Extracted records
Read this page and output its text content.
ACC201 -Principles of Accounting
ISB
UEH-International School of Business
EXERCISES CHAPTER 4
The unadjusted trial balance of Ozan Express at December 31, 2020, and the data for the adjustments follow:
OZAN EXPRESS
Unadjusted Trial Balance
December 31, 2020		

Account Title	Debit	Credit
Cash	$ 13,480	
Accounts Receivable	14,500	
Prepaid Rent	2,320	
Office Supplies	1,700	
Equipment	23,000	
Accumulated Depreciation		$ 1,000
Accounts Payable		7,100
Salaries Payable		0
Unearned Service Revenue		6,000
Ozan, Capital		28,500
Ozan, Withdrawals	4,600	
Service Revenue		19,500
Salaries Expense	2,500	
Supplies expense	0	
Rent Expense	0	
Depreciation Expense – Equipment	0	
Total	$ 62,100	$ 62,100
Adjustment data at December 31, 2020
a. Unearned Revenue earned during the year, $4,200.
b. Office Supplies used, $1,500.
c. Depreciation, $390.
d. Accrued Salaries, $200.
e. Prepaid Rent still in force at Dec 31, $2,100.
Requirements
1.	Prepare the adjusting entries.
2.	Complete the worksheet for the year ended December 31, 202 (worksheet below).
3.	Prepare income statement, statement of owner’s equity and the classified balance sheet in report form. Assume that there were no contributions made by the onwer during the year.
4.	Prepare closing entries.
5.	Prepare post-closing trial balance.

## [What is needed]
For this exercise, gather every line of the data that contains the word "entries".

## [Task solution]
1.	Prepare the adjusting entries.
4.	Prepare closing entries.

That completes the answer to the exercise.